#### Work to do
Say the number of lines containing the string "description", and say nothing else.

-=-=-

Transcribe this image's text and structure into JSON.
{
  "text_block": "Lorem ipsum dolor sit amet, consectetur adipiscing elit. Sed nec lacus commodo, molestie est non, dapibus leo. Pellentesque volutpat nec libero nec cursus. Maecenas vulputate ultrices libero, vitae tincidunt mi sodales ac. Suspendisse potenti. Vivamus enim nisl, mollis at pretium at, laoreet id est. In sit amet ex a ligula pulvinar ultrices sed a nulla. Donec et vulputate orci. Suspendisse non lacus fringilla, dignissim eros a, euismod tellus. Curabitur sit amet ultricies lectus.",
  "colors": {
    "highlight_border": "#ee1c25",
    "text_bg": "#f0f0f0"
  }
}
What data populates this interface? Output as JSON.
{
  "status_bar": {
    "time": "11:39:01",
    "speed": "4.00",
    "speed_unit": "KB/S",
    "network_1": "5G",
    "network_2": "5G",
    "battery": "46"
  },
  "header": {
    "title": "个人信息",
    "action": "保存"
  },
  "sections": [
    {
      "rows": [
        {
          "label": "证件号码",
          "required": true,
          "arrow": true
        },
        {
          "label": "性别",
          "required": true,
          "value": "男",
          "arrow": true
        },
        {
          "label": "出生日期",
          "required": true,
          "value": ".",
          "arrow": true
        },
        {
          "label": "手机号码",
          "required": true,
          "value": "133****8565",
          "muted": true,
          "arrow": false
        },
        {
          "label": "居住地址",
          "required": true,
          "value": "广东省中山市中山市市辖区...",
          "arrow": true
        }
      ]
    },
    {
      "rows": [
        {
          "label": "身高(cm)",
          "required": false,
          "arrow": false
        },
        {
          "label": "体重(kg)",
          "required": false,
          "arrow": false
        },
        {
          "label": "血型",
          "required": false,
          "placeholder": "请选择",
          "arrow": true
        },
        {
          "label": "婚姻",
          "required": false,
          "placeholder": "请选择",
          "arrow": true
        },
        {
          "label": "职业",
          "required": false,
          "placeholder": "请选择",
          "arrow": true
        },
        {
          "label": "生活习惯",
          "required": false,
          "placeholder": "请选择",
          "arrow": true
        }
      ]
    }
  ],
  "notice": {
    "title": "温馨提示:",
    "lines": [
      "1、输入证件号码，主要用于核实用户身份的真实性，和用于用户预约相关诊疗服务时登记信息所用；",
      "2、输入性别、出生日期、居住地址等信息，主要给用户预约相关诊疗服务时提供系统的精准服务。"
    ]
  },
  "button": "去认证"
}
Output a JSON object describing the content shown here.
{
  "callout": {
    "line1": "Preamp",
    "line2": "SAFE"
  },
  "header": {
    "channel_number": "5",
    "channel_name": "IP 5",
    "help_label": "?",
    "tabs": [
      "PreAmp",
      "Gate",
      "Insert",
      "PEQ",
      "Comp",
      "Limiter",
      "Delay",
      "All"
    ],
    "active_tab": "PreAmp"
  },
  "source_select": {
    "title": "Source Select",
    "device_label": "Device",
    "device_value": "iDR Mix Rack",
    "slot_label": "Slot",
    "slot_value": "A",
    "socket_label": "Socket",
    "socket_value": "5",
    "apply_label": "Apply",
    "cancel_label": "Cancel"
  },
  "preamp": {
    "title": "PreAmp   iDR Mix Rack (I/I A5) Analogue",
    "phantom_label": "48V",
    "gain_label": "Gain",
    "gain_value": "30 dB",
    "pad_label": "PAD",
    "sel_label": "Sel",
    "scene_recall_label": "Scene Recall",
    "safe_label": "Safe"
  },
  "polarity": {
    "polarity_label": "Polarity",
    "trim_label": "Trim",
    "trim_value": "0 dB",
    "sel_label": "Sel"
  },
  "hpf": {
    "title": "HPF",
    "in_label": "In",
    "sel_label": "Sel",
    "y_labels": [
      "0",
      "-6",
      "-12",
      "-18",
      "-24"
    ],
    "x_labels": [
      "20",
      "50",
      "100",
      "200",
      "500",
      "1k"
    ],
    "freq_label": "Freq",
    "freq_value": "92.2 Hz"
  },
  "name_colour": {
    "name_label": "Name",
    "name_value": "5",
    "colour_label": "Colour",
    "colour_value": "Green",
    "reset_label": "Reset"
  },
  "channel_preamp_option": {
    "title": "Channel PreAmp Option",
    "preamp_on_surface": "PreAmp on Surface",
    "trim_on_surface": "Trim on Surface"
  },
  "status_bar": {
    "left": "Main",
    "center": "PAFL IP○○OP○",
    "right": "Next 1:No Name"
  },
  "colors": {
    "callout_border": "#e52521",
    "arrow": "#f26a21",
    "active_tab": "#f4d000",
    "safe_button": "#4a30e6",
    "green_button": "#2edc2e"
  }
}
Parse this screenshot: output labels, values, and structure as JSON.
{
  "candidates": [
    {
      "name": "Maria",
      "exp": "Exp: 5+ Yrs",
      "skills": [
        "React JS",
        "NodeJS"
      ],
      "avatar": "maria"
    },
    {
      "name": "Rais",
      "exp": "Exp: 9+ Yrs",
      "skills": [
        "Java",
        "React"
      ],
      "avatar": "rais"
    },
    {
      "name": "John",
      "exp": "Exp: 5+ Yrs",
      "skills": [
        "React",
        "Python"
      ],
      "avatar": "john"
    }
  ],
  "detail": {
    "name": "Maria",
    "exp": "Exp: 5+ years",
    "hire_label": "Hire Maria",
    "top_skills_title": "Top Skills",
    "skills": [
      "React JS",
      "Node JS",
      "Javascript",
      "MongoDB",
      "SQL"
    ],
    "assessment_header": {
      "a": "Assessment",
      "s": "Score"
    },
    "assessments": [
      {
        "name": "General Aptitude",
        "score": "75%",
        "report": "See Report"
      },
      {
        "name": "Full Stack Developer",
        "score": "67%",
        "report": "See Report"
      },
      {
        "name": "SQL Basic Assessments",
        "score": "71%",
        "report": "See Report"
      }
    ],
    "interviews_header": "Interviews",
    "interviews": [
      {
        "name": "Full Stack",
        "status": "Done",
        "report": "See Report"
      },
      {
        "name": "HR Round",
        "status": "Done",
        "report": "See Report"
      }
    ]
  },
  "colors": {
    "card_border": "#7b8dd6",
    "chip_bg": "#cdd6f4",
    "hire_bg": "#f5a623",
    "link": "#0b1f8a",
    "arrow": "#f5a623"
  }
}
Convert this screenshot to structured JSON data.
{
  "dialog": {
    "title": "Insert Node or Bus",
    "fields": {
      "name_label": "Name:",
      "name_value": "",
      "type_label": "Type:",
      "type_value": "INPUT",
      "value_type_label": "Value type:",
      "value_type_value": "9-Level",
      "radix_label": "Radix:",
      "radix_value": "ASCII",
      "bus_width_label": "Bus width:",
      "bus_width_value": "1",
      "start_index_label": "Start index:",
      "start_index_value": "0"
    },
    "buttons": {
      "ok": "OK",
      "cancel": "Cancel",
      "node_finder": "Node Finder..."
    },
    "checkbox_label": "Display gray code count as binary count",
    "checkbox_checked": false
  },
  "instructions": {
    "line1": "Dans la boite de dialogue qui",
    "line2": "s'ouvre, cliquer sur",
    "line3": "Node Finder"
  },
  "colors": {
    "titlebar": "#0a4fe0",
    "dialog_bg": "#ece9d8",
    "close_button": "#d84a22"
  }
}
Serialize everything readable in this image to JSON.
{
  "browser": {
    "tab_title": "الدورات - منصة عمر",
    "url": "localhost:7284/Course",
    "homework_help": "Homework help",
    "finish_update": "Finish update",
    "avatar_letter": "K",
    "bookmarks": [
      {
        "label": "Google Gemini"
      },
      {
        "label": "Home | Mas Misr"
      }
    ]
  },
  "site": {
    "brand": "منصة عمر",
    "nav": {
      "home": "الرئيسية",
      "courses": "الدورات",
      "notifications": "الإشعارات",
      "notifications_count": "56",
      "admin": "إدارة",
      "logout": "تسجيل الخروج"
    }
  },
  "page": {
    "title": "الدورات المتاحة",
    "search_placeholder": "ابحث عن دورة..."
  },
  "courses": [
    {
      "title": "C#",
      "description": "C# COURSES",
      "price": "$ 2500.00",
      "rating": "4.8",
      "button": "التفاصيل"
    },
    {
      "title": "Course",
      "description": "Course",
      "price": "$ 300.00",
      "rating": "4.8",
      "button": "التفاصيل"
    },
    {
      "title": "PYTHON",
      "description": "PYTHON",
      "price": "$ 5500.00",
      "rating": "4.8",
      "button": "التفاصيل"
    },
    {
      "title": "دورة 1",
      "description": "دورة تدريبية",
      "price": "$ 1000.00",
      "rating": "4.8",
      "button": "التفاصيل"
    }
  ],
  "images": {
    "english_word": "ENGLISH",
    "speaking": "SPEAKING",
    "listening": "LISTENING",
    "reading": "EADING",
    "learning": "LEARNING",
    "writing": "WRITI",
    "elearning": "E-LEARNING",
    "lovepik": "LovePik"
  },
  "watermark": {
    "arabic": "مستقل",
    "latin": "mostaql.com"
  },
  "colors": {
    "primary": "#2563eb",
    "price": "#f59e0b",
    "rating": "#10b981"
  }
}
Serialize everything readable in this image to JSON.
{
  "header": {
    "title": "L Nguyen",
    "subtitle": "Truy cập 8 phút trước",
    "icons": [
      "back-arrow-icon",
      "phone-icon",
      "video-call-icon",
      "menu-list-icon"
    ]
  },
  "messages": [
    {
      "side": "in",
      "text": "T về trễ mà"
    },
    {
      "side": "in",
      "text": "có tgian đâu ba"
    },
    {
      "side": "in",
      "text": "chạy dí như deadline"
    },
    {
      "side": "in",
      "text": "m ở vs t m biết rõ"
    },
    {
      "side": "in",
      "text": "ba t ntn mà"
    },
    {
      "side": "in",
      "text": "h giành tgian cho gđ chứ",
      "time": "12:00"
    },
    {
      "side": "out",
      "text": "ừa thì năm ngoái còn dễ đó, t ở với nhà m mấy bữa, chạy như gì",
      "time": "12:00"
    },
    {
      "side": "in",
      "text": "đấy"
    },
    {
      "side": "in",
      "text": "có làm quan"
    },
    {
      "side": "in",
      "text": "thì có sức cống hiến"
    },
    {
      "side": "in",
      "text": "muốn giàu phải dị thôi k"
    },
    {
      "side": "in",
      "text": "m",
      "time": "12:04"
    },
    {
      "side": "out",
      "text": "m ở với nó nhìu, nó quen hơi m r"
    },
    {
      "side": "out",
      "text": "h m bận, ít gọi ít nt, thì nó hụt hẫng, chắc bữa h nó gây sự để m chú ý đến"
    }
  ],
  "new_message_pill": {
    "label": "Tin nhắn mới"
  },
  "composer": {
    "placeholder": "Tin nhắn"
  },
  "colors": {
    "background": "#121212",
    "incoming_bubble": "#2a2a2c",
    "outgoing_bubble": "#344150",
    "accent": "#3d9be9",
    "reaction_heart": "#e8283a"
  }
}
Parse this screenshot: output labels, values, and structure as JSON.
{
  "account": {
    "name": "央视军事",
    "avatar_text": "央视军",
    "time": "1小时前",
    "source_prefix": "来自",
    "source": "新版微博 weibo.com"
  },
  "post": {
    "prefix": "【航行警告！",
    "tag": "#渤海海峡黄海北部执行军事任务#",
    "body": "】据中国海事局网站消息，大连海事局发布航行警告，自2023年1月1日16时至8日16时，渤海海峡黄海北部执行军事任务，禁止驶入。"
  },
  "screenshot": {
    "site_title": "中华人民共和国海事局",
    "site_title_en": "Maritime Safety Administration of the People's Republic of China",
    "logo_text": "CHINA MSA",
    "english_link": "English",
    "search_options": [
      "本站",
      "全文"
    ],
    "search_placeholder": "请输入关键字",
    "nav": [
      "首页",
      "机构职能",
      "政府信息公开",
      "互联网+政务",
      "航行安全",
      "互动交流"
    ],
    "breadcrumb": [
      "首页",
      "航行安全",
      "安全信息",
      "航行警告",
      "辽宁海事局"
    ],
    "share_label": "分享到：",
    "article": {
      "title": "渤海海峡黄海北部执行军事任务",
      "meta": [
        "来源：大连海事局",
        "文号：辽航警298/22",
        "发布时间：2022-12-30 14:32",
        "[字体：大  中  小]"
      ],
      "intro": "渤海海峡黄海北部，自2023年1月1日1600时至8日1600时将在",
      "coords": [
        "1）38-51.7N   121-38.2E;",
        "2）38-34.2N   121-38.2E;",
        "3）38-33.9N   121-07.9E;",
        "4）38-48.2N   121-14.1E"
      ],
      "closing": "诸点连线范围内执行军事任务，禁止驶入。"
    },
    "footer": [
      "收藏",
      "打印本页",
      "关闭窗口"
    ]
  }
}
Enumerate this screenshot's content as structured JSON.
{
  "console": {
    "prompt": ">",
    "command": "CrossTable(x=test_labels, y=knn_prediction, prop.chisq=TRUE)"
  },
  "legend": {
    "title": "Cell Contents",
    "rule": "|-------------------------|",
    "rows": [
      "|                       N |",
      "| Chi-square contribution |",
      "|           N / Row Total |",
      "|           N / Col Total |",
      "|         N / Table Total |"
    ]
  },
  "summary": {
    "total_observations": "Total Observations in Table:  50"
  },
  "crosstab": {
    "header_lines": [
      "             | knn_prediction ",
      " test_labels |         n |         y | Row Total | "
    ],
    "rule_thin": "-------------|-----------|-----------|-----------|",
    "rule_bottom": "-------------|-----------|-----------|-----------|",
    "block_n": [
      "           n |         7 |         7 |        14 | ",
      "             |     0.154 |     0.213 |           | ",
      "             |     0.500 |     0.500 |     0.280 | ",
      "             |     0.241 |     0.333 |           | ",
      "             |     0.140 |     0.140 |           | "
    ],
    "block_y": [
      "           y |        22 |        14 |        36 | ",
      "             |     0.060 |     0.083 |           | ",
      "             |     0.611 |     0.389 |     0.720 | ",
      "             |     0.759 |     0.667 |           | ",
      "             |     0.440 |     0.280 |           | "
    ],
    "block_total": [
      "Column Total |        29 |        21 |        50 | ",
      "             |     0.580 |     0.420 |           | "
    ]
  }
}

-=-=-

#### Solution to this task
4